(Data records)

START

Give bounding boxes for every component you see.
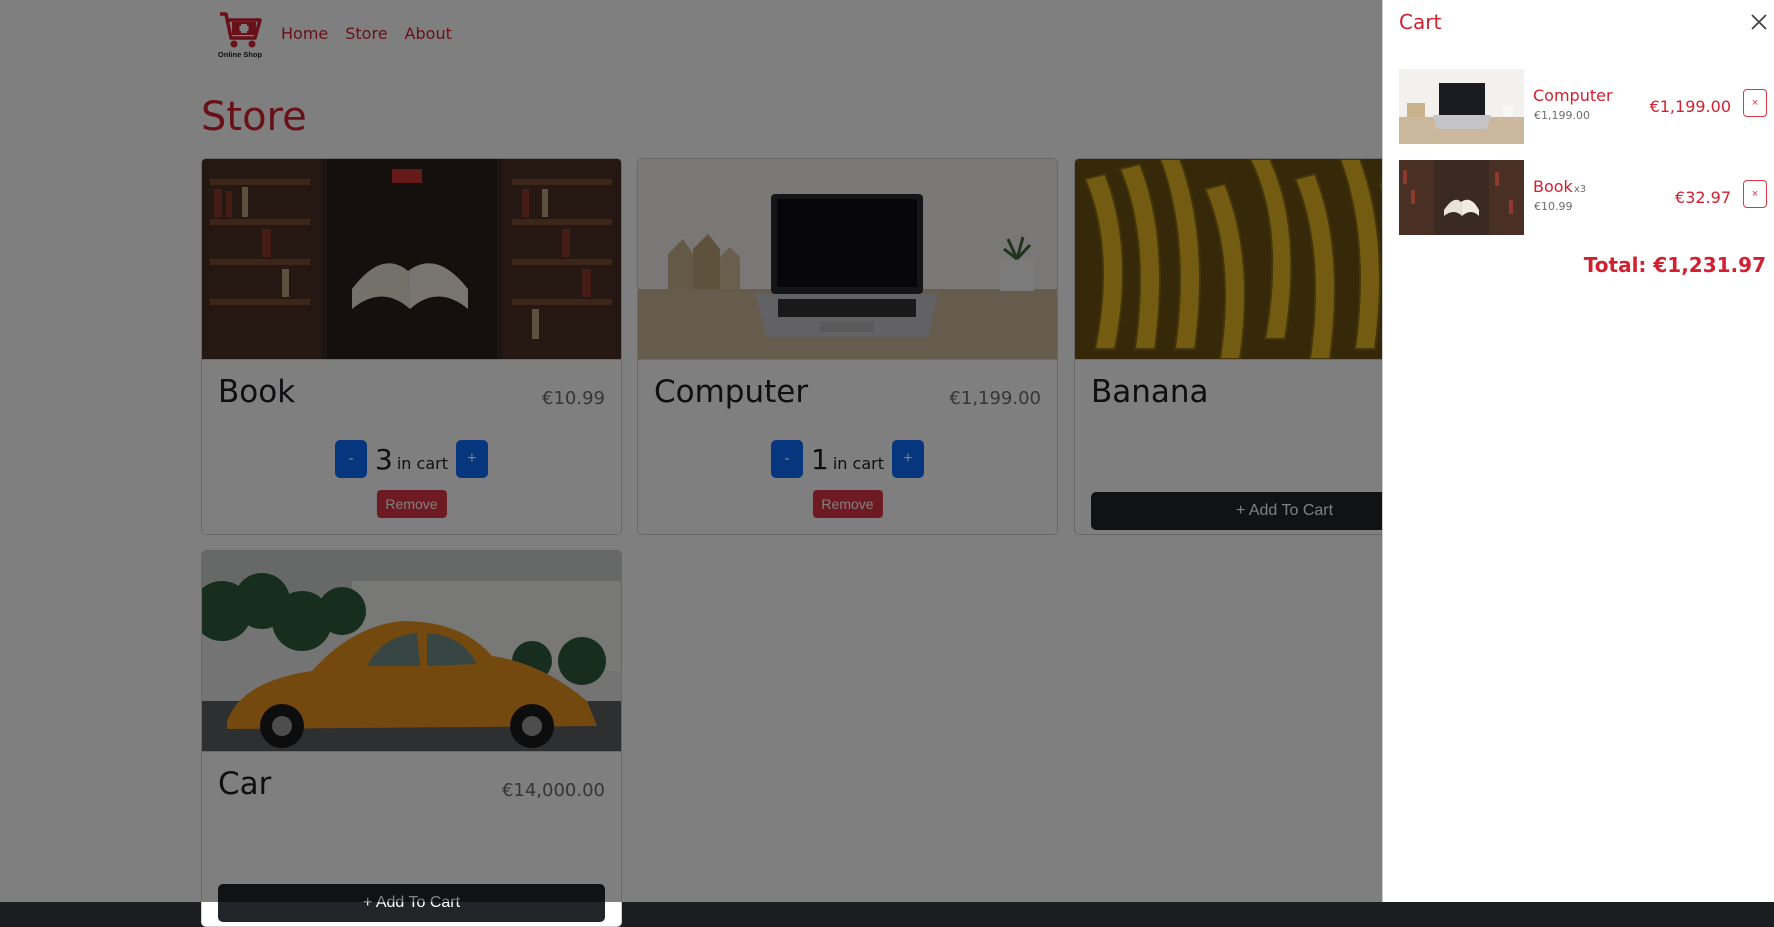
cart-item-remove-button[interactable]: × bbox=[1743, 89, 1767, 117]
cart-item-name: Book bbox=[1533, 177, 1573, 196]
cart-item-unit-price: €1,199.00 bbox=[1534, 109, 1590, 122]
cart-item-image-book bbox=[1399, 160, 1524, 235]
cart-item-name: Computer bbox=[1533, 86, 1613, 105]
cart-item-total: €32.97 bbox=[1675, 188, 1731, 207]
cart-item-image-computer bbox=[1399, 69, 1524, 144]
cart-item: Computer €1,199.00 €1,199.00 × bbox=[1399, 69, 1767, 145]
cart-panel: Cart Computer €1,199.00 €1,199.00 × Book… bbox=[1382, 0, 1774, 902]
cart-item-quantity: x3 bbox=[1573, 184, 1587, 195]
cart-item: Bookx3 €10.99 €32.97 × bbox=[1399, 160, 1767, 236]
cart-item-total: €1,199.00 bbox=[1649, 97, 1731, 116]
cart-title: Cart bbox=[1399, 10, 1442, 34]
cart-item-remove-button[interactable]: × bbox=[1743, 180, 1767, 208]
offcanvas-backdrop[interactable] bbox=[0, 0, 1382, 902]
close-icon[interactable] bbox=[1747, 10, 1771, 34]
cart-total: Total: €1,231.97 bbox=[1583, 253, 1766, 277]
cart-item-unit-price: €10.99 bbox=[1534, 200, 1573, 213]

END

[TASK BRIEF]
Could you write out every line of the data above word for word, omitting the pictures?

[EXPECTED OUTPUT]
Give bounding boxes for every component you see.
cart-item-remove-button[interactable]: × bbox=[1743, 89, 1767, 117]
cart-item-name: Book bbox=[1533, 177, 1573, 196]
cart-item-unit-price: €1,199.00 bbox=[1534, 109, 1590, 122]
cart-item-image-book bbox=[1399, 160, 1524, 235]
cart-item-name: Computer bbox=[1533, 86, 1613, 105]
cart-item-total: €32.97 bbox=[1675, 188, 1731, 207]
cart-item-image-computer bbox=[1399, 69, 1524, 144]
cart-item: Computer €1,199.00 €1,199.00 × bbox=[1399, 69, 1767, 145]
cart-panel: Cart Computer €1,199.00 €1,199.00 × Book… bbox=[1382, 0, 1774, 902]
cart-item-quantity: x3 bbox=[1573, 184, 1587, 195]
cart-item: Bookx3 €10.99 €32.97 × bbox=[1399, 160, 1767, 236]
cart-item-total: €1,199.00 bbox=[1649, 97, 1731, 116]
cart-title: Cart bbox=[1399, 10, 1442, 34]
cart-item-remove-button[interactable]: × bbox=[1743, 180, 1767, 208]
offcanvas-backdrop[interactable] bbox=[0, 0, 1382, 902]
close-icon[interactable] bbox=[1747, 10, 1771, 34]
cart-total: Total: €1,231.97 bbox=[1583, 253, 1766, 277]
cart-item-unit-price: €10.99 bbox=[1534, 200, 1573, 213]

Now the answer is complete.